* _Directive_:
List each line of the data that holds the word "handle".

* _Given data_:
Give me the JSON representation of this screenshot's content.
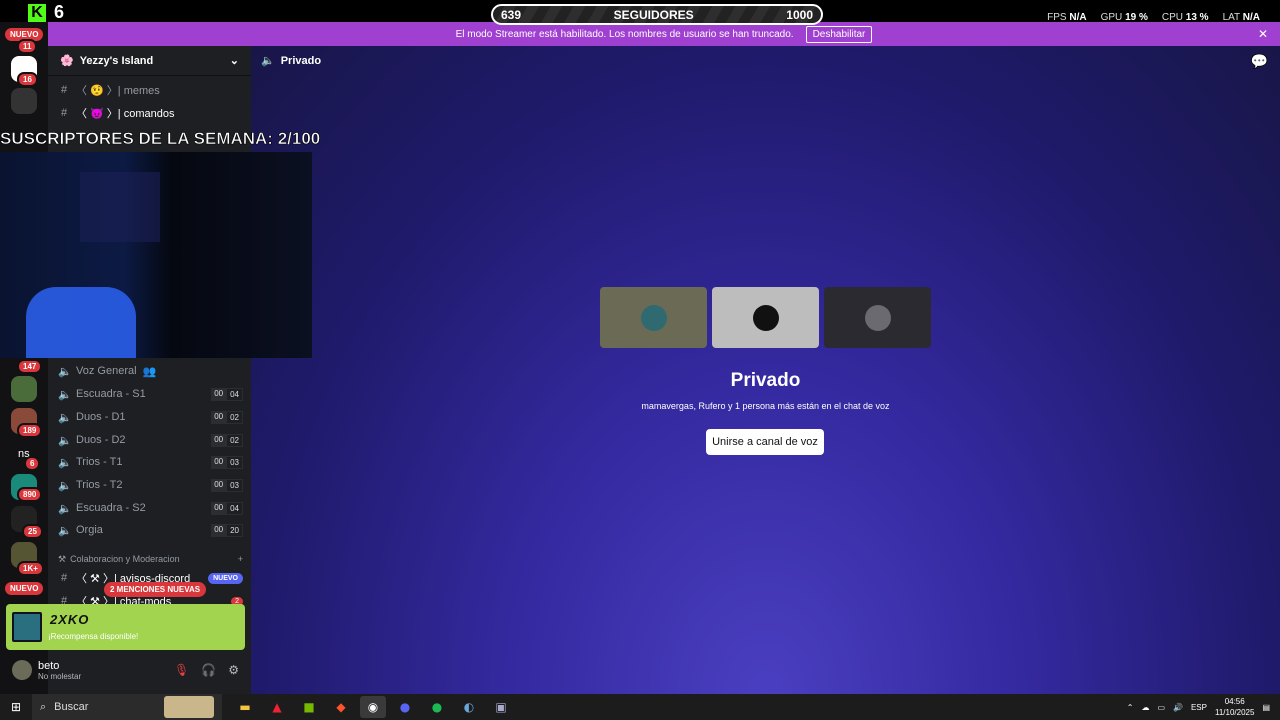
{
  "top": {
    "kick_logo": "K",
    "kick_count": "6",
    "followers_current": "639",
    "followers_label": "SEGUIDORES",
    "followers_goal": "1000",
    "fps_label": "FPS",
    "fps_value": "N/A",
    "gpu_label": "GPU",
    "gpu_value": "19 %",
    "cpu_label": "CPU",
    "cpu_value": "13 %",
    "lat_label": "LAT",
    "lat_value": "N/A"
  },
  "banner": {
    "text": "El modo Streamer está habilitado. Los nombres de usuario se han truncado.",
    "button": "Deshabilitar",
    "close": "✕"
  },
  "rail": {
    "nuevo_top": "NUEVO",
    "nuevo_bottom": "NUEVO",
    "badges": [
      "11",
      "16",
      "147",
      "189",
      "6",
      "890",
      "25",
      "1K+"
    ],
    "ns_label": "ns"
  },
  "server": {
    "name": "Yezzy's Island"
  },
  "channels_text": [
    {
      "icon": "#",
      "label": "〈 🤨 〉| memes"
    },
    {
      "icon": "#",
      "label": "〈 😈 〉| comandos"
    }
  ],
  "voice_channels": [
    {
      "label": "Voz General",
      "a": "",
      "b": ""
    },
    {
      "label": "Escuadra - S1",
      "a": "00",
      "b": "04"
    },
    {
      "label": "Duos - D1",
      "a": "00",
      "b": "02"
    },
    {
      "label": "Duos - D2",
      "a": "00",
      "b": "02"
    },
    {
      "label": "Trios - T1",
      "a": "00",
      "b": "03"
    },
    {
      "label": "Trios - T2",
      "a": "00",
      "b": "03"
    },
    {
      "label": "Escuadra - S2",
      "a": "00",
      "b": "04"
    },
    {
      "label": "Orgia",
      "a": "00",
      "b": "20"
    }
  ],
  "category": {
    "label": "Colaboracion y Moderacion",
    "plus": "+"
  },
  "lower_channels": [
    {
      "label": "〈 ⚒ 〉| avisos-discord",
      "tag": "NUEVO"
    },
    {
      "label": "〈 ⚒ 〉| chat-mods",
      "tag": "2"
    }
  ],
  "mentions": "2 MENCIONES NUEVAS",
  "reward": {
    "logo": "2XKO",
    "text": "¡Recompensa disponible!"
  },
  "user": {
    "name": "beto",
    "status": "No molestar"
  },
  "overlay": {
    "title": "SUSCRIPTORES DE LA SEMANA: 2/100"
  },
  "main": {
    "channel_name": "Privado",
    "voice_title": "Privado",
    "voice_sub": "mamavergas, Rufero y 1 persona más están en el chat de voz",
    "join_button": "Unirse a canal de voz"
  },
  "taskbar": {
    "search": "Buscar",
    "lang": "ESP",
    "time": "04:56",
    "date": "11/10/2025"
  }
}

==

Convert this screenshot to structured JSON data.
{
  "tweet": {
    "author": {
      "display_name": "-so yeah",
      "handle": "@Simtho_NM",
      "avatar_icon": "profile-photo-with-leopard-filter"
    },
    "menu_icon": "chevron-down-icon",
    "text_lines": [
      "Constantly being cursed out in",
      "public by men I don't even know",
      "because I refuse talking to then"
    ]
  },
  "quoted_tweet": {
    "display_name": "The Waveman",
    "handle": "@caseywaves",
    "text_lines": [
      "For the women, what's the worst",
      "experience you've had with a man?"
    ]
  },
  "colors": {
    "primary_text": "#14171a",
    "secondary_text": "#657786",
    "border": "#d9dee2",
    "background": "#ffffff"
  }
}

* _Result of this exercise_:
      "handle": "@Simtho_NM",
    "handle": "@caseywaves",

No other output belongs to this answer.